[THE TASK]
Gather all lines with the word "title" in them.

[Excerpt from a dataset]
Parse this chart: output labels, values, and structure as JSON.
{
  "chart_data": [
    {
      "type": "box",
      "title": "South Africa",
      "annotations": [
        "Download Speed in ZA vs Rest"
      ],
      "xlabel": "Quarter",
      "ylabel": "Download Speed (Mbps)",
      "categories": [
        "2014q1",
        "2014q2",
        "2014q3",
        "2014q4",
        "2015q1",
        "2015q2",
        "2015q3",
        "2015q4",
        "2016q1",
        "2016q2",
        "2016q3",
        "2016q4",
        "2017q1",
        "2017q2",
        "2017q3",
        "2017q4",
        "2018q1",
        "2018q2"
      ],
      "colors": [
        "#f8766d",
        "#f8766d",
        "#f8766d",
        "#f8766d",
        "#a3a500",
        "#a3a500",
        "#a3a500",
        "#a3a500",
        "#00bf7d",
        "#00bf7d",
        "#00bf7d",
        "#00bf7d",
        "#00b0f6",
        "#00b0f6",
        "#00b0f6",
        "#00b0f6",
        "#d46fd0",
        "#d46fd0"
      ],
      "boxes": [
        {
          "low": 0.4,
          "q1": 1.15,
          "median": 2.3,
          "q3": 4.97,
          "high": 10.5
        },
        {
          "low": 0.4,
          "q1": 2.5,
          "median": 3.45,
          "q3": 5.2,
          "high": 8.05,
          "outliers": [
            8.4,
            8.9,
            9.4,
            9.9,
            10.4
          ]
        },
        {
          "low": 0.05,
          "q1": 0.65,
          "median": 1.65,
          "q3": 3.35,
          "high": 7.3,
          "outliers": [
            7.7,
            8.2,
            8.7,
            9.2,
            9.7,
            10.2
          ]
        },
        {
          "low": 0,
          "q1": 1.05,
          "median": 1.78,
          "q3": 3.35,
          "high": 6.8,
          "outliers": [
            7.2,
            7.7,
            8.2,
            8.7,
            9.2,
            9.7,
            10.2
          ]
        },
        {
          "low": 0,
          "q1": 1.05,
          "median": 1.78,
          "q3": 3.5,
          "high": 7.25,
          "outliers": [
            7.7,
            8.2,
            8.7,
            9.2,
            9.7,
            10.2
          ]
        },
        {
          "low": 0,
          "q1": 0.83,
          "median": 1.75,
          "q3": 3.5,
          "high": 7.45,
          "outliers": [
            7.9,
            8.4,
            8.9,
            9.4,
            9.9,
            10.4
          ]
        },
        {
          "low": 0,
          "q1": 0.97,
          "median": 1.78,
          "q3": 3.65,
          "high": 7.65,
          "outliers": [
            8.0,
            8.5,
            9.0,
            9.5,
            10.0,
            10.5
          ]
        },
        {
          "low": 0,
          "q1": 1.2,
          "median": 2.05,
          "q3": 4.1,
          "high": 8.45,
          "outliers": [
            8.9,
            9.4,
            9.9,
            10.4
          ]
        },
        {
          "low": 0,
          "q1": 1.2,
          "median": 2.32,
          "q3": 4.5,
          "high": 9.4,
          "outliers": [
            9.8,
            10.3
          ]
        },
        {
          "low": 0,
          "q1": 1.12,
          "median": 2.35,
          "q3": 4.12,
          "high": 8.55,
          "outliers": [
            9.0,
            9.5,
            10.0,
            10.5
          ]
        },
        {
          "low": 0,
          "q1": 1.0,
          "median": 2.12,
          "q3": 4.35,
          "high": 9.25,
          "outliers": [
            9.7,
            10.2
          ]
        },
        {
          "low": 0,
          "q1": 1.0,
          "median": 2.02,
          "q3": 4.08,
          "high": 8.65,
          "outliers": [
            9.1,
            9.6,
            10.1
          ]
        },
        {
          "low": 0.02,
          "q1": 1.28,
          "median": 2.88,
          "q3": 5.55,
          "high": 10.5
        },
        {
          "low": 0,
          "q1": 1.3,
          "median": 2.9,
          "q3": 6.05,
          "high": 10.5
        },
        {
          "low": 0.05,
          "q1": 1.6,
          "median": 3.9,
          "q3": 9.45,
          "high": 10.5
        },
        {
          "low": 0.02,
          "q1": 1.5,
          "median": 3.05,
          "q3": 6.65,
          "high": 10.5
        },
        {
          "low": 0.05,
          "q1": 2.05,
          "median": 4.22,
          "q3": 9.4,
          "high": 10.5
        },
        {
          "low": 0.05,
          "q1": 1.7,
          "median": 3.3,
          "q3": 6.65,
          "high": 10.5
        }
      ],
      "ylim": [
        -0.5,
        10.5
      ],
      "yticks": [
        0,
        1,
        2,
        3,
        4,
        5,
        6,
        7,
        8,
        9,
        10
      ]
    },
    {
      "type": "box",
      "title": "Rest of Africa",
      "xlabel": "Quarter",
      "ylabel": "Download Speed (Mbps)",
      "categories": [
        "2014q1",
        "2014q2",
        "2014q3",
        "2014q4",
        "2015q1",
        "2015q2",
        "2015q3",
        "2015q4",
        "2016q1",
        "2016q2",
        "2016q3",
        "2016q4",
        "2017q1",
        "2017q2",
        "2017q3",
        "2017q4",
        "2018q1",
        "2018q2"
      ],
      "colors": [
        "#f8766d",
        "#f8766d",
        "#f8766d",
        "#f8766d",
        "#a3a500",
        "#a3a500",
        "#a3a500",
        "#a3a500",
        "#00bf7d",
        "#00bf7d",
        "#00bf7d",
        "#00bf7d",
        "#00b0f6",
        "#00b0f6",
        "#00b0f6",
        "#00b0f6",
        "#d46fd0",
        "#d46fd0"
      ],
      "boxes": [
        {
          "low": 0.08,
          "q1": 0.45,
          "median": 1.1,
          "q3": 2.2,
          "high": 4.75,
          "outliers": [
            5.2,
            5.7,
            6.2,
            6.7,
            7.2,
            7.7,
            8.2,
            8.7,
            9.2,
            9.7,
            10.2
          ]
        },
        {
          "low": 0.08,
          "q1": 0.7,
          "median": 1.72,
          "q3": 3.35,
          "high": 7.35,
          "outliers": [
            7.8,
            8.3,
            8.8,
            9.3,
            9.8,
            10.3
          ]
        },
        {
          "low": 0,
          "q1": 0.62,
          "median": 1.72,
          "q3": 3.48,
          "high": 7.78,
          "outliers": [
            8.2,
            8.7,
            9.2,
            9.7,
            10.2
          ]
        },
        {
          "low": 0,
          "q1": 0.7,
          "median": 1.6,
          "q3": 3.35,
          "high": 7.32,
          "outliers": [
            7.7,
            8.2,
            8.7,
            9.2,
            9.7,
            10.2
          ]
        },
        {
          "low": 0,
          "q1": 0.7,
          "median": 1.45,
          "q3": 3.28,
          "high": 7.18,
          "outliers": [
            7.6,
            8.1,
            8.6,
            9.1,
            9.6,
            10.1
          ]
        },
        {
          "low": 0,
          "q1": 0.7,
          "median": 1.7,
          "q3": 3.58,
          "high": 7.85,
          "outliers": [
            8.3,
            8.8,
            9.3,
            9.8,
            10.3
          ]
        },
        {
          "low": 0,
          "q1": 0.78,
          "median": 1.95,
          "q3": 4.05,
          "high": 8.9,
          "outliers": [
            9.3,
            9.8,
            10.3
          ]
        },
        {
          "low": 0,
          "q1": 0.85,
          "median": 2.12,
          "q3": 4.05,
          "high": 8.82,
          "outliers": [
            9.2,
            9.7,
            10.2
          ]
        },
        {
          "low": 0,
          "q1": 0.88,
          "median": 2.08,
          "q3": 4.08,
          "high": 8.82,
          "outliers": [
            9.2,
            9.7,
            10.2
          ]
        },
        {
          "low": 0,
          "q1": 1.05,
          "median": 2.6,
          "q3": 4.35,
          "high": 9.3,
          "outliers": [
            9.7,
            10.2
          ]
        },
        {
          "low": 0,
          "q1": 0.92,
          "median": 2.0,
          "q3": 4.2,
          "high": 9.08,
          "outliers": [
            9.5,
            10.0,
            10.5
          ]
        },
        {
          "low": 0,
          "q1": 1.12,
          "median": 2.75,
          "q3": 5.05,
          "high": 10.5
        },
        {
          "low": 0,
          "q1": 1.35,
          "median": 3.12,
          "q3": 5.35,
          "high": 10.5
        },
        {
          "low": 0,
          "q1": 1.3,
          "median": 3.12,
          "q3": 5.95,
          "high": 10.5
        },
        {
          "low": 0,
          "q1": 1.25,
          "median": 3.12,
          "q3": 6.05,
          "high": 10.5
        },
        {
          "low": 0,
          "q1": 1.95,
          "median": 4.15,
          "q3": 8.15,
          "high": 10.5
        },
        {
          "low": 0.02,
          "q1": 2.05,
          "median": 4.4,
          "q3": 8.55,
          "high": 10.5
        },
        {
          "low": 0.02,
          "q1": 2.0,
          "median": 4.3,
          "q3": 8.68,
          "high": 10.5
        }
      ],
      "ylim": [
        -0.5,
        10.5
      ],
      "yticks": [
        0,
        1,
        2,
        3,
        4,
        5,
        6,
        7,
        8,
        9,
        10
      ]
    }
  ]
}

[ANSWER TO THE TASK]
      "title": "South Africa",
      "title": "Rest of Africa",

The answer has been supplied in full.